> _Records_
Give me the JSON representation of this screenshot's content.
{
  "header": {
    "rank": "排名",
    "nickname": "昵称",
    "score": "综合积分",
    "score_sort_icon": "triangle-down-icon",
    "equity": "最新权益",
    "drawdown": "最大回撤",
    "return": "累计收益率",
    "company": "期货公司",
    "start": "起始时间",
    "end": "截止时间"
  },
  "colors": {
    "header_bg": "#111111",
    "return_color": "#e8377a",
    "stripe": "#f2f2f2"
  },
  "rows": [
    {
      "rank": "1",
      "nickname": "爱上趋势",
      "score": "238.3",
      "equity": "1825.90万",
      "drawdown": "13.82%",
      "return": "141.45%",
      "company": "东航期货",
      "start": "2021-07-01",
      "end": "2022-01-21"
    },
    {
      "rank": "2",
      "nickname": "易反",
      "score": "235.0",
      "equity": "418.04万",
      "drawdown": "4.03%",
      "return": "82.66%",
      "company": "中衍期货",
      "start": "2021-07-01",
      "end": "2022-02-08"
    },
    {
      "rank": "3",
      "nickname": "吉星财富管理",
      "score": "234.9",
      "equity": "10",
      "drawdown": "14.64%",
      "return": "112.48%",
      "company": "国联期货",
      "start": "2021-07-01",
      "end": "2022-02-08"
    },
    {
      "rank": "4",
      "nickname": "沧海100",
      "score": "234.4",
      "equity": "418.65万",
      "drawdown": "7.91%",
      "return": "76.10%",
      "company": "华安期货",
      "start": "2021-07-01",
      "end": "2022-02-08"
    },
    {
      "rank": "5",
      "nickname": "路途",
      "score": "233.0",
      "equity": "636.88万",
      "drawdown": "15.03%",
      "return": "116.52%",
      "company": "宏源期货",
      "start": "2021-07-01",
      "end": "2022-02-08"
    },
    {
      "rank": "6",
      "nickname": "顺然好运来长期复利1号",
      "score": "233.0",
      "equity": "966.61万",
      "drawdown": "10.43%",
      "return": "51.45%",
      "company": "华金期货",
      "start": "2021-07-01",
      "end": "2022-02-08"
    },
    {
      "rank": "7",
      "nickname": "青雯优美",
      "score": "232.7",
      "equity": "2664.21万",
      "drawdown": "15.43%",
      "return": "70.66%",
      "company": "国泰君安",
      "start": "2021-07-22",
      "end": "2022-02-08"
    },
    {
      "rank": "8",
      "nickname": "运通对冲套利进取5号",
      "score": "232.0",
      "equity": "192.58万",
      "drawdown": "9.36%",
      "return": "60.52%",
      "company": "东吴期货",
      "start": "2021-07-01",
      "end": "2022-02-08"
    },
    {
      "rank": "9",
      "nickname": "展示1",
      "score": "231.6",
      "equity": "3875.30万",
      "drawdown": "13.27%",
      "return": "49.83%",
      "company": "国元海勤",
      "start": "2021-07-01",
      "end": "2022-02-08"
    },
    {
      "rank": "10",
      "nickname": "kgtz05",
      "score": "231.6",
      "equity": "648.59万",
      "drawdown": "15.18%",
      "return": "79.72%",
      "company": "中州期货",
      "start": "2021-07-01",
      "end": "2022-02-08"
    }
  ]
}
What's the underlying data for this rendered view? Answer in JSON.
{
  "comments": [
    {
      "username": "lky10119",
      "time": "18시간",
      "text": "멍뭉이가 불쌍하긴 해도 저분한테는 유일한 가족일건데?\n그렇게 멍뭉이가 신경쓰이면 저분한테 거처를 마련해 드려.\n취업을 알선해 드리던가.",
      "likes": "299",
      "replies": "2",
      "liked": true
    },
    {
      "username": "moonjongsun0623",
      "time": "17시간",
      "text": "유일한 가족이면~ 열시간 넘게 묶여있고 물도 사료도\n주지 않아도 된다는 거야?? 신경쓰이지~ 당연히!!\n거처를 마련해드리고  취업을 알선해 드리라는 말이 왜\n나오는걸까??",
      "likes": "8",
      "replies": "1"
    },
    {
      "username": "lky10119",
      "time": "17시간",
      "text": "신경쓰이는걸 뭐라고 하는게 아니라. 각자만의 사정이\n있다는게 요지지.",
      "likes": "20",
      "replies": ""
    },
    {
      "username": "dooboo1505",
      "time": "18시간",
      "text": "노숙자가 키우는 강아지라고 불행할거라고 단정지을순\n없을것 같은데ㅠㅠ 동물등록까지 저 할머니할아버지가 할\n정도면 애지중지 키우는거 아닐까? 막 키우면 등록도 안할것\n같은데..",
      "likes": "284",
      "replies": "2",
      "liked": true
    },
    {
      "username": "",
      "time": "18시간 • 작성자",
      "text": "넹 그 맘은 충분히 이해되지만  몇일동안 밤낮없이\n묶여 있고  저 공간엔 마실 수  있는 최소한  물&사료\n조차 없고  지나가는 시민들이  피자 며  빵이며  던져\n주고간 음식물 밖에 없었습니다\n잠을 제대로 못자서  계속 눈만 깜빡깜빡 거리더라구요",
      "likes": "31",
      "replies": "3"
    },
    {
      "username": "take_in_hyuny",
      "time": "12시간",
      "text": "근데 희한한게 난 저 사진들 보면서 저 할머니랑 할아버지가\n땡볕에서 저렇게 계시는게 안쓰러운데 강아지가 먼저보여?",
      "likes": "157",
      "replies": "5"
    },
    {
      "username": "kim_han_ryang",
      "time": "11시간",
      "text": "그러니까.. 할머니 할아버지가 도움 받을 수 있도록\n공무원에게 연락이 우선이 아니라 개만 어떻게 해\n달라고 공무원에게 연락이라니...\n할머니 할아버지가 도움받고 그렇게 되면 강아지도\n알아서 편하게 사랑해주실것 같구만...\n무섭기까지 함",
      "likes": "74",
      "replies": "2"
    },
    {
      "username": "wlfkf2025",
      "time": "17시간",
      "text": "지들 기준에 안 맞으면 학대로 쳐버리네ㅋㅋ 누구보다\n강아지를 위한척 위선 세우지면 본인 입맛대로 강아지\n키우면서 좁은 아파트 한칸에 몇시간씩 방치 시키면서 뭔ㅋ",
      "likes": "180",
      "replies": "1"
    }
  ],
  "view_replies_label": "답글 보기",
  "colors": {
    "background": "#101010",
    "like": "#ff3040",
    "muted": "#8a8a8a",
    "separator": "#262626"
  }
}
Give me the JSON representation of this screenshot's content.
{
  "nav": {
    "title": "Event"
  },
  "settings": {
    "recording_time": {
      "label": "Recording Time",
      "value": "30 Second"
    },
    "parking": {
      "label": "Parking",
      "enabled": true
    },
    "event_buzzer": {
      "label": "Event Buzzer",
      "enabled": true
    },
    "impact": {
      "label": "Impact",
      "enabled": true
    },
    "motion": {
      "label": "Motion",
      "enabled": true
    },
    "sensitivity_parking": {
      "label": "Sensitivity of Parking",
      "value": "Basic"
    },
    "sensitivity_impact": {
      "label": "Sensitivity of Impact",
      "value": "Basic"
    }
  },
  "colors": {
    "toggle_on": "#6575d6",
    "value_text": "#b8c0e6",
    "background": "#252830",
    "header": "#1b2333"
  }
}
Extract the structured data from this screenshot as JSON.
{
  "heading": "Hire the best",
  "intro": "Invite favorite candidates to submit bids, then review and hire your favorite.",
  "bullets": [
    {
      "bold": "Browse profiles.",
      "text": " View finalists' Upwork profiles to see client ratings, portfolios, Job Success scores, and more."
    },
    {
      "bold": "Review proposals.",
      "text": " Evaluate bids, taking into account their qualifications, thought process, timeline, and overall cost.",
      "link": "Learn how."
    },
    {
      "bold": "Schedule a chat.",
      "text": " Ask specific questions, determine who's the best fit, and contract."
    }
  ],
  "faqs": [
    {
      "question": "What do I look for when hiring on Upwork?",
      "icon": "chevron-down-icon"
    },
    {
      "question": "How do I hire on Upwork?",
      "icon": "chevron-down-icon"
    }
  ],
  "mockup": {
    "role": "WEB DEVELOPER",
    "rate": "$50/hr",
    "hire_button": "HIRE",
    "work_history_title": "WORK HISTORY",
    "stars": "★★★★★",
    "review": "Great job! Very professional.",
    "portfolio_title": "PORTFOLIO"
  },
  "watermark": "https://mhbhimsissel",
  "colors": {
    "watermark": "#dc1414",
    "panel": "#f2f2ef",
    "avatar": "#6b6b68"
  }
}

> _Exercise brief_
Report the number of lines that contain "likes", with no other words.

> _Exercise answer_
8